Begin
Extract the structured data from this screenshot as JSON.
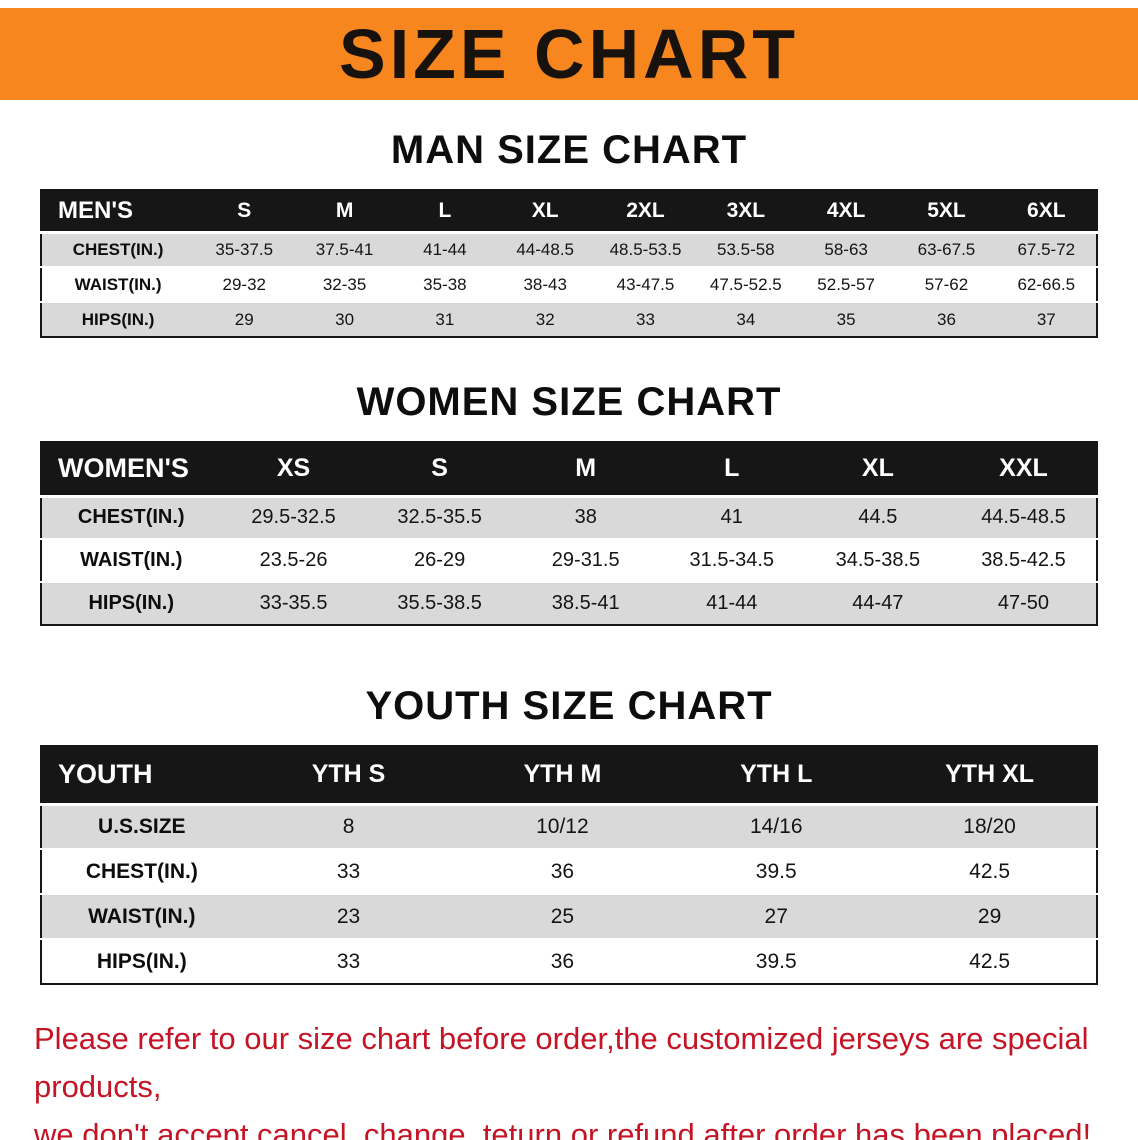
{
  "banner": {
    "title": "SIZE CHART",
    "bg_color": "#F6861D"
  },
  "sections": [
    {
      "heading": "MAN SIZE CHART",
      "table": {
        "header": [
          "MEN'S",
          "S",
          "M",
          "L",
          "XL",
          "2XL",
          "3XL",
          "4XL",
          "5XL",
          "6XL"
        ],
        "rows": [
          [
            "CHEST(IN.)",
            "35-37.5",
            "37.5-41",
            "41-44",
            "44-48.5",
            "48.5-53.5",
            "53.5-58",
            "58-63",
            "63-67.5",
            "67.5-72"
          ],
          [
            "WAIST(IN.)",
            "29-32",
            "32-35",
            "35-38",
            "38-43",
            "43-47.5",
            "47.5-52.5",
            "52.5-57",
            "57-62",
            "62-66.5"
          ],
          [
            "HIPS(IN.)",
            "29",
            "30",
            "31",
            "32",
            "33",
            "34",
            "35",
            "36",
            "37"
          ]
        ]
      }
    },
    {
      "heading": "WOMEN SIZE CHART",
      "table": {
        "header": [
          "WOMEN'S",
          "XS",
          "S",
          "M",
          "L",
          "XL",
          "XXL"
        ],
        "rows": [
          [
            "CHEST(IN.)",
            "29.5-32.5",
            "32.5-35.5",
            "38",
            "41",
            "44.5",
            "44.5-48.5"
          ],
          [
            "WAIST(IN.)",
            "23.5-26",
            "26-29",
            "29-31.5",
            "31.5-34.5",
            "34.5-38.5",
            "38.5-42.5"
          ],
          [
            "HIPS(IN.)",
            "33-35.5",
            "35.5-38.5",
            "38.5-41",
            "41-44",
            "44-47",
            "47-50"
          ]
        ]
      }
    },
    {
      "heading": "YOUTH SIZE CHART",
      "table": {
        "header": [
          "YOUTH",
          "YTH S",
          "YTH M",
          "YTH L",
          "YTH XL"
        ],
        "rows": [
          [
            "U.S.SIZE",
            "8",
            "10/12",
            "14/16",
            "18/20"
          ],
          [
            "CHEST(IN.)",
            "33",
            "36",
            "39.5",
            "42.5"
          ],
          [
            "WAIST(IN.)",
            "23",
            "25",
            "27",
            "29"
          ],
          [
            "HIPS(IN.)",
            "33",
            "36",
            "39.5",
            "42.5"
          ]
        ]
      }
    }
  ],
  "footer": {
    "lines": [
      "Please refer to our size chart before order,the customized jerseys are special products,",
      "we don't accept cancel, change, teturn or refund after order has been placed!"
    ],
    "text_color": "#C41425"
  }
}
End
Directive => Every line in the data above that contains "heading" needs to be copied.

Complete output =>
      "heading": "MAN SIZE CHART",
      "heading": "WOMEN SIZE CHART",
      "heading": "YOUTH SIZE CHART",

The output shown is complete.